## begin Task input
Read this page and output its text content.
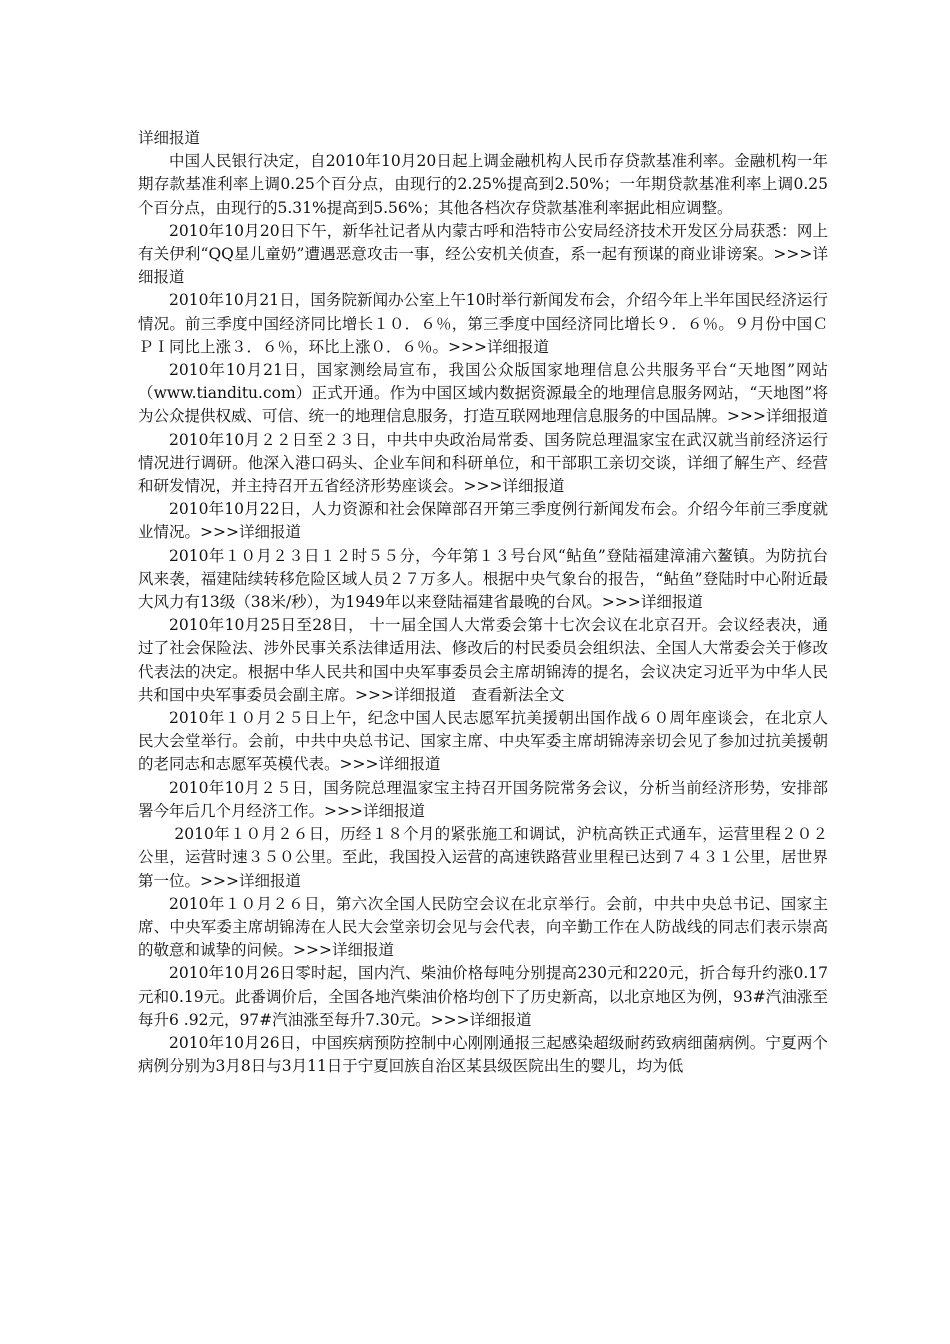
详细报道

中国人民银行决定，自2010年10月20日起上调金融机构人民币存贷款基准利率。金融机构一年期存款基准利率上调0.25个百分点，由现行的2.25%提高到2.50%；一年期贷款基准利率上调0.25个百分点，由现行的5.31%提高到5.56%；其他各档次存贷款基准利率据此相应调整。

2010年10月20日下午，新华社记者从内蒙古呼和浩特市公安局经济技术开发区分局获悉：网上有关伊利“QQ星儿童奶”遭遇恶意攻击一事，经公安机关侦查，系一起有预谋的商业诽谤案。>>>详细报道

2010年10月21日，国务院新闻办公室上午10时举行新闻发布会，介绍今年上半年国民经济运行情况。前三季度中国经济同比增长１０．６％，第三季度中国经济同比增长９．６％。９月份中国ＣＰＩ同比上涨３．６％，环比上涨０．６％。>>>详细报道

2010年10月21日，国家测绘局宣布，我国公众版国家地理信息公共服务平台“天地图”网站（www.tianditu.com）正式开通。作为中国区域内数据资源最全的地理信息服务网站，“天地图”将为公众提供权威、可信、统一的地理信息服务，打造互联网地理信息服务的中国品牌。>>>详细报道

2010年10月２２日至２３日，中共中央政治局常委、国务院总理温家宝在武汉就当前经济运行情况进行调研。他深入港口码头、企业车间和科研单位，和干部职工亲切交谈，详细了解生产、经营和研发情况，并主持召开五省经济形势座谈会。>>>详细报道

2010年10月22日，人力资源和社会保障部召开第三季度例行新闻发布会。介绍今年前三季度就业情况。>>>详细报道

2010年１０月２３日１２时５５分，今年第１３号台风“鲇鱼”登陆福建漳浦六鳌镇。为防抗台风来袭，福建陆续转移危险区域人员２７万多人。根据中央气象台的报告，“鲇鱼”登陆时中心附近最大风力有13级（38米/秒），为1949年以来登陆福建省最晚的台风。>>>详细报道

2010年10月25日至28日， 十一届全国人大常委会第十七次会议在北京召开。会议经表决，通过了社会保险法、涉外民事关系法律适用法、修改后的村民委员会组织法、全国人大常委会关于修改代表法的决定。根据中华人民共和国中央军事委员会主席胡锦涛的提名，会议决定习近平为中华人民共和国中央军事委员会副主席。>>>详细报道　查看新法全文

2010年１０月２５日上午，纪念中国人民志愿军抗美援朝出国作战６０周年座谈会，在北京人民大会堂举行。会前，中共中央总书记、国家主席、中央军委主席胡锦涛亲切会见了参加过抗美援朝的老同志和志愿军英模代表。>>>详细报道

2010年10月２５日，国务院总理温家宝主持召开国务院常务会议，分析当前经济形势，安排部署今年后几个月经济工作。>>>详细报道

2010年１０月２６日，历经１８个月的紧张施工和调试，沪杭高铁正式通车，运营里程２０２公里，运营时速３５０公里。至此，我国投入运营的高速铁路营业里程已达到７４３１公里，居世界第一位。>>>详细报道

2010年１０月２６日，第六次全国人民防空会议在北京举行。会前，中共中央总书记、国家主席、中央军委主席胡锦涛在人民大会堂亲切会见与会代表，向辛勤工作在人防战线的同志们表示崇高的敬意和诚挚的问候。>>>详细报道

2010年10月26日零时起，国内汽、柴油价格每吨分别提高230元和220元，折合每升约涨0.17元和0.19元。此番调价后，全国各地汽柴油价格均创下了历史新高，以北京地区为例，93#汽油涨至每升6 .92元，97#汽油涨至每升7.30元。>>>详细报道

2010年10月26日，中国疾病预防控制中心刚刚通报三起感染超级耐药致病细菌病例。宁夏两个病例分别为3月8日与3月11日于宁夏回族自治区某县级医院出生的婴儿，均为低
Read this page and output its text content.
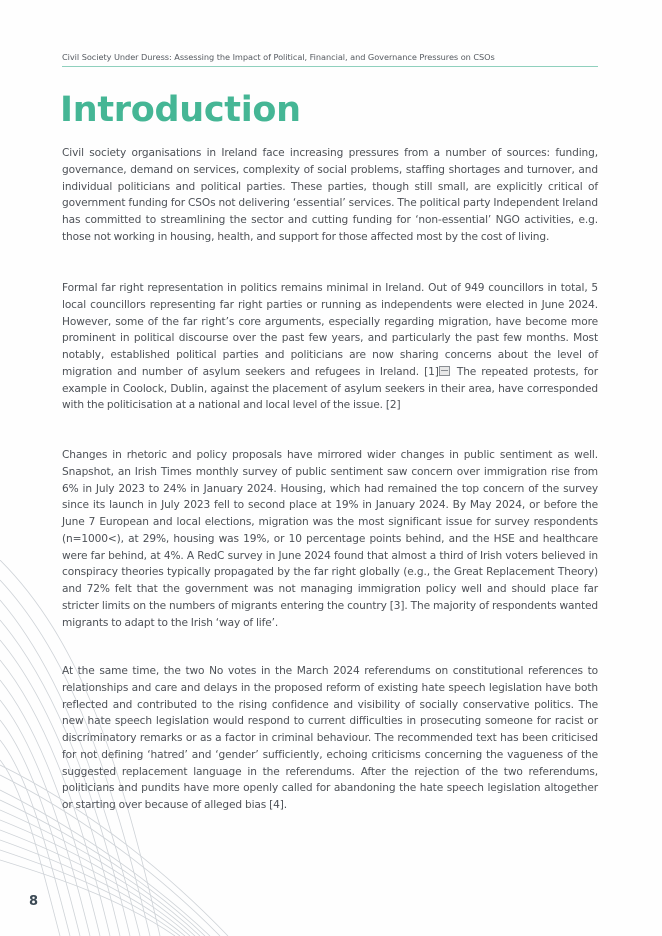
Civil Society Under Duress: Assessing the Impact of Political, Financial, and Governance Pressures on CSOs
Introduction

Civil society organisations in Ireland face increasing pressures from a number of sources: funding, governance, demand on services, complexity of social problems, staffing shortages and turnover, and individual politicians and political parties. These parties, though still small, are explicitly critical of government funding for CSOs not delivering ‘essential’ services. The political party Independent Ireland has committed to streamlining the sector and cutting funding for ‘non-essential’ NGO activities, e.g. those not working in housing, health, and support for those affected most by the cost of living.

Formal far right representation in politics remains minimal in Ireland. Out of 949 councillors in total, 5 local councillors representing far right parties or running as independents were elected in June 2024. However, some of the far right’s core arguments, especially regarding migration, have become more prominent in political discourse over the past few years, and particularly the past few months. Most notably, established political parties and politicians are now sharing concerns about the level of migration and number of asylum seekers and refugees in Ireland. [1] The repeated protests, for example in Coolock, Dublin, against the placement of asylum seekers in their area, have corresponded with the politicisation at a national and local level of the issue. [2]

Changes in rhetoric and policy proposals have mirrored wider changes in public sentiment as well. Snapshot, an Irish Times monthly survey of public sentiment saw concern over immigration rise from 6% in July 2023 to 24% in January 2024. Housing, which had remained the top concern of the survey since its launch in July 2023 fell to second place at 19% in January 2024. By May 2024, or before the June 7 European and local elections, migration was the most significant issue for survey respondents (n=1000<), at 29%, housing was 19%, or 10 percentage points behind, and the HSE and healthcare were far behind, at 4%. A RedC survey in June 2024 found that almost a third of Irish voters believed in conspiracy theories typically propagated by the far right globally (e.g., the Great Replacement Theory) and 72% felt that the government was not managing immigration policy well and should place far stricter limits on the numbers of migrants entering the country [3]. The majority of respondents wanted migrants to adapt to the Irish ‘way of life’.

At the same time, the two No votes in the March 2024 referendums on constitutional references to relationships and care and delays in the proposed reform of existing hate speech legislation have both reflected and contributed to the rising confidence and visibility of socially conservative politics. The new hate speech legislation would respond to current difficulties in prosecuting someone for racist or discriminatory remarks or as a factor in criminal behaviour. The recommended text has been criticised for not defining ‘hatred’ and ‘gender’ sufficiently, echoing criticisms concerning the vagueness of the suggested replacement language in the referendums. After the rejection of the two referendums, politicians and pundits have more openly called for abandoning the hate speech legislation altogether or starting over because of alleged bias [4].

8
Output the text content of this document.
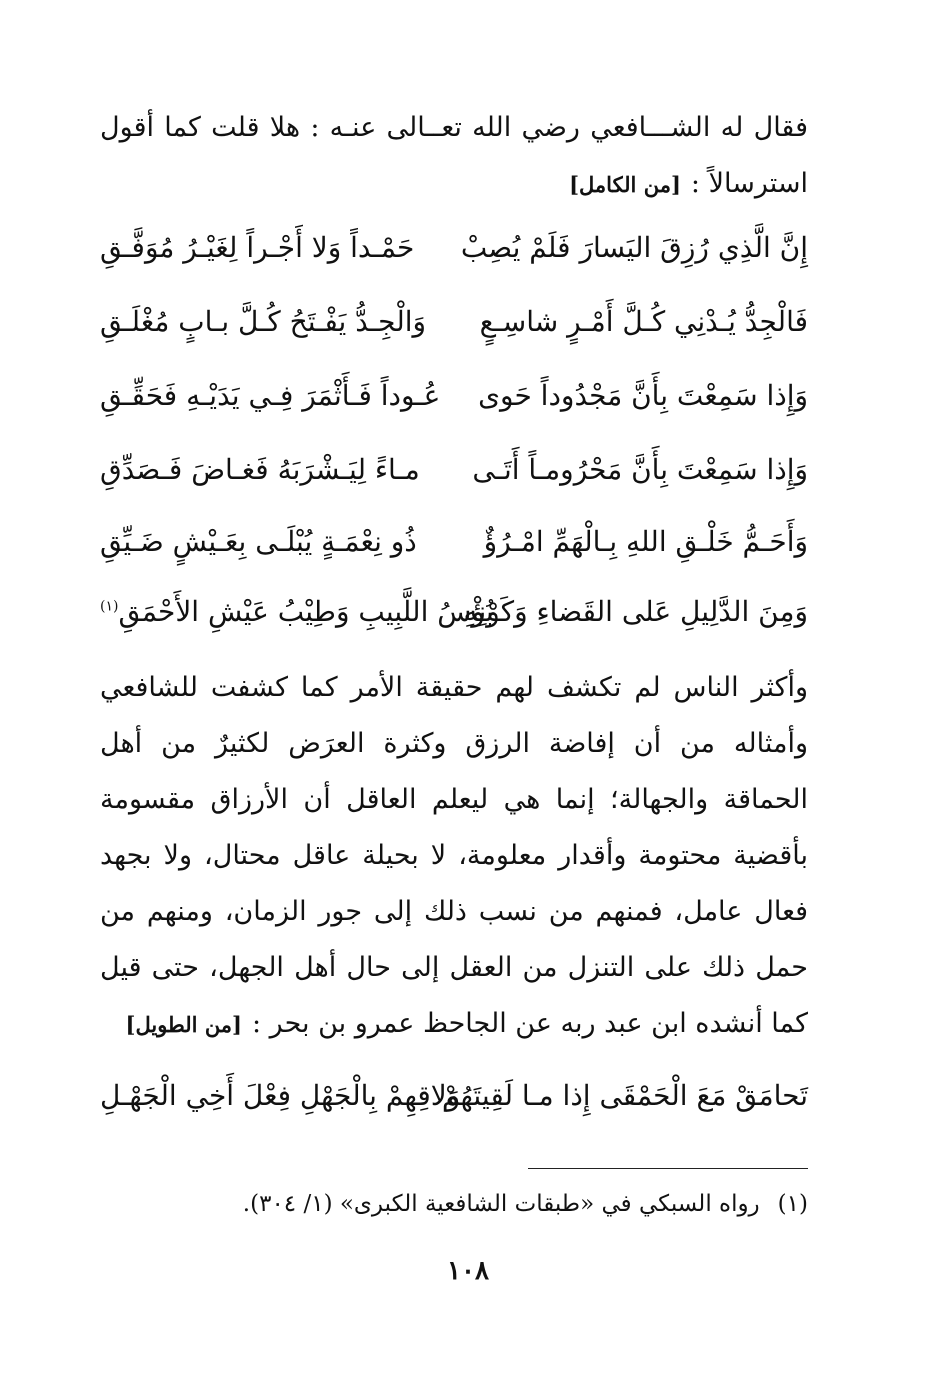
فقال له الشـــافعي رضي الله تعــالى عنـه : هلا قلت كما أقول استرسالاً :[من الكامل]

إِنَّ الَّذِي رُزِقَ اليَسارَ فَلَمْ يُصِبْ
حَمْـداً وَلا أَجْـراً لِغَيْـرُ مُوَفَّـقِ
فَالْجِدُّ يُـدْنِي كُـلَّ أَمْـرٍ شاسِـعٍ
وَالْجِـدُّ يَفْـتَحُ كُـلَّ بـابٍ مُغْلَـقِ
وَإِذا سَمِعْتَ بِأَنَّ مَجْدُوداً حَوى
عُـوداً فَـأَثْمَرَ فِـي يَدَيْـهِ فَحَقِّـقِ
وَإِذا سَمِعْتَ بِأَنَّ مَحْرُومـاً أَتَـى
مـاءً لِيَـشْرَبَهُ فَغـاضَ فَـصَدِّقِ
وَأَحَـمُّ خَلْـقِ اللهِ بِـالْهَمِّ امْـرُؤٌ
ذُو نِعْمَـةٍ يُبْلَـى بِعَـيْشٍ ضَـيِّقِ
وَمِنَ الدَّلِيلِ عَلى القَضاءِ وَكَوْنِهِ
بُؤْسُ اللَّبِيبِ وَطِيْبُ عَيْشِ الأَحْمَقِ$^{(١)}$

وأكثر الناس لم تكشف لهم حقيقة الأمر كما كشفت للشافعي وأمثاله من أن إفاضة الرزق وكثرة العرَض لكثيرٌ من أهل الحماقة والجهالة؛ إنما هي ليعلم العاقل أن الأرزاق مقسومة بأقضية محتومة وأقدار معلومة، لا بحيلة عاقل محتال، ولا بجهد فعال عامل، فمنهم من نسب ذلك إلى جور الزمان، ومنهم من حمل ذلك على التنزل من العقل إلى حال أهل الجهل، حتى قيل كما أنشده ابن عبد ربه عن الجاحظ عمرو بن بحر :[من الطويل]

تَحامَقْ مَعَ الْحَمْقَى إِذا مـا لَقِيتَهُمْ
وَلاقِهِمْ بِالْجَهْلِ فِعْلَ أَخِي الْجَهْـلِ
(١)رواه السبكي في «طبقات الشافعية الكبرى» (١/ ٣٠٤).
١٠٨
## end Task input
• _Task description_
Collect the complete line wherever the string "government" appears in the records.

• _Answer to this task_
Civil society organisations in Ireland face increasing pressures from a number of sources: funding, governance, demand on services, complexity of social problems, staffing shortages and turnover, and individual politicians and political parties. These parties, though still small, are explicitly critical of government funding for CSOs not delivering ‘essential’ services. The political party Independent Ireland has committed to streamlining the sector and cutting funding for ‘non-essential’ NGO activities, e.g. those not working in housing, health, and support for those affected most by the cost of living.
Changes in rhetoric and policy proposals have mirrored wider changes in public sentiment as well. Snapshot, an Irish Times monthly survey of public sentiment saw concern over immigration rise from 6% in July 2023 to 24% in January 2024. Housing, which had remained the top concern of the survey since its launch in July 2023 fell to second place at 19% in January 2024. By May 2024, or before the June 7 European and local elections, migration was the most significant issue for survey respondents (n=1000<), at 29%, housing was 19%, or 10 percentage points behind, and the HSE and healthcare were far behind, at 4%. A RedC survey in June 2024 found that almost a third of Irish voters believed in conspiracy theories typically propagated by the far right globally (e.g., the Great Replacement Theory) and 72% felt that the government was not managing immigration policy well and should place far stricter limits on the numbers of migrants entering the country [3]. The majority of respondents wanted migrants to adapt to the Irish ‘way of life’.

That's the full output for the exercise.